Directions for this task:
Copy out every line in the records below that contains the string "dendrite".

Task inputs:
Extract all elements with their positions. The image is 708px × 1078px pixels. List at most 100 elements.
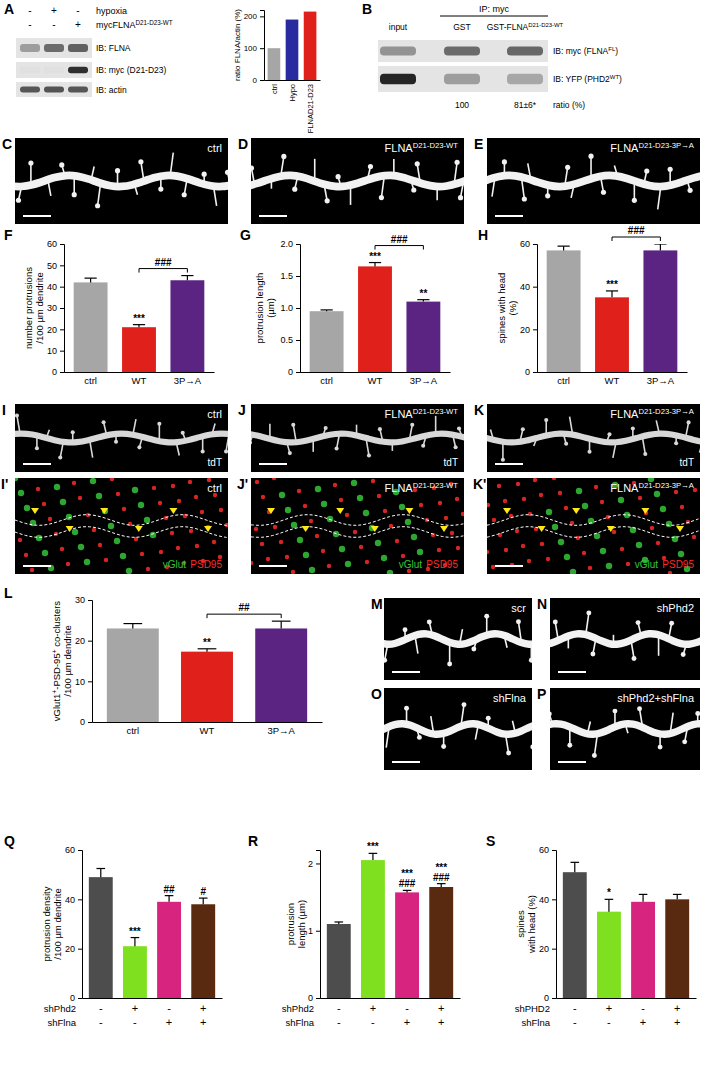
image-content: [487, 478, 700, 574]
punctum: [660, 506, 666, 512]
bar: [361, 860, 385, 998]
image-content: [251, 154, 464, 205]
spine: [518, 622, 521, 643]
blot-label: IB: myc (FLNAFL): [553, 46, 618, 56]
y-tick: 0: [80, 717, 92, 727]
x-tick: FLNAD21-D23: [306, 80, 315, 133]
spine: [700, 442, 701, 453]
punctum: [285, 507, 291, 513]
y-tick-mark: [88, 722, 92, 723]
chart: 00.51.01.52.0ctrlWT3P→A*****###protrusio…: [254, 234, 451, 386]
punctum: [260, 542, 264, 546]
x-axis-line: [557, 998, 697, 999]
punctum: [521, 544, 525, 548]
punctum: [219, 508, 223, 512]
spine-head: [484, 614, 489, 619]
y-tick: 0: [52, 367, 64, 377]
y-axis-title-line: number protrusions: [23, 267, 34, 349]
blot-band: [44, 67, 64, 73]
y-tick: 0: [70, 993, 82, 1003]
spine: [134, 184, 137, 194]
spine-head: [567, 743, 572, 748]
x-tick: WT: [200, 722, 215, 736]
y-tick-label: 30: [75, 595, 85, 605]
spine-head: [367, 453, 371, 457]
spine-head: [486, 716, 491, 721]
error-bar: [272, 621, 291, 628]
blot-band: [20, 87, 40, 93]
condition-mark: -: [573, 1002, 577, 1014]
y-tick: 50: [47, 261, 64, 271]
panel-letter: G: [240, 227, 251, 243]
y-tick-mark: [533, 372, 537, 373]
micrograph: FLNAD21-D23-3P→AtdT: [482, 404, 705, 472]
punctum: [189, 529, 193, 533]
punctum: [272, 478, 276, 480]
x-tick-label: 3P→A: [267, 725, 295, 736]
spine: [565, 167, 568, 186]
spine-head: [502, 159, 507, 164]
error-cap: [199, 897, 208, 898]
spine-head: [288, 451, 292, 455]
scale-bar: [23, 463, 51, 465]
y-axis-title: spines: [515, 910, 526, 938]
arrowhead: [503, 508, 511, 514]
x-axis-line: [83, 998, 223, 999]
ratio-label: ratio (%): [553, 100, 585, 110]
y-tick-mark: [260, 16, 264, 17]
punctum: [285, 555, 289, 559]
y-tick-label: 2: [308, 859, 313, 869]
figure: 0100200ctrlHypoFLNAD21-D23ratio FLNA/act…: [0, 0, 708, 1078]
punctum: [345, 513, 349, 517]
y-tick-label: 0: [253, 76, 258, 85]
dendrite: [550, 724, 700, 735]
error-bar: [96, 869, 105, 878]
y-tick: 20: [47, 325, 64, 335]
spine: [658, 187, 661, 209]
punctum: [321, 501, 327, 507]
y-tick-mark: [296, 276, 300, 277]
spine: [281, 156, 284, 175]
significance: ###: [433, 872, 450, 883]
punctum: [291, 522, 297, 528]
text-part: protrusion: [285, 903, 296, 945]
spine-head: [674, 441, 678, 445]
condition-mark: -: [337, 1002, 341, 1014]
spine: [48, 180, 51, 196]
image-content: [251, 478, 464, 574]
scale-bar: [495, 463, 523, 465]
spine-head: [281, 154, 286, 159]
image-background: [251, 478, 464, 574]
condition-name: shFlna: [521, 1017, 550, 1028]
spine: [415, 635, 418, 653]
x-tick-label: WT: [132, 375, 147, 386]
dendrite: [251, 433, 464, 442]
punctum: [570, 569, 576, 574]
y-axis-title: with head (%): [526, 895, 537, 954]
y-tick-label: 50: [47, 261, 57, 271]
image-label: FLNAD21-D23-WT: [385, 481, 459, 494]
y-tick: 10: [75, 677, 92, 687]
spine-head: [28, 160, 33, 165]
punctum: [656, 541, 660, 545]
punctum: [455, 497, 459, 501]
superscript: D21-D23-WT: [413, 141, 459, 150]
blot-label: IB: actin: [96, 85, 127, 95]
micrograph: FLNAD21-D23-WTPSD95vGlut: [249, 476, 465, 576]
channel-label: vGlut: [399, 559, 423, 570]
punctum: [492, 518, 496, 522]
punctum: [339, 498, 343, 502]
x-tick-label: ctrl: [126, 725, 139, 736]
spine-head: [601, 190, 606, 195]
y-axis-title: vGlut1+-PSD-95+ co-clusters: [51, 601, 62, 722]
text-part: number protrusions: [23, 267, 34, 349]
bracket-label: ###: [391, 234, 408, 245]
spine-head: [224, 449, 228, 453]
text-part: FLNA: [610, 408, 639, 420]
punctum: [540, 542, 544, 546]
punctum: [411, 534, 417, 540]
spine: [658, 634, 660, 655]
error-cap: [133, 324, 145, 325]
punctum: [146, 567, 150, 571]
punctum: [315, 486, 321, 492]
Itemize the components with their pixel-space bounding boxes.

Solution to the exercise:
dendrite: [550, 724, 700, 735]
dendrite: [251, 433, 464, 442]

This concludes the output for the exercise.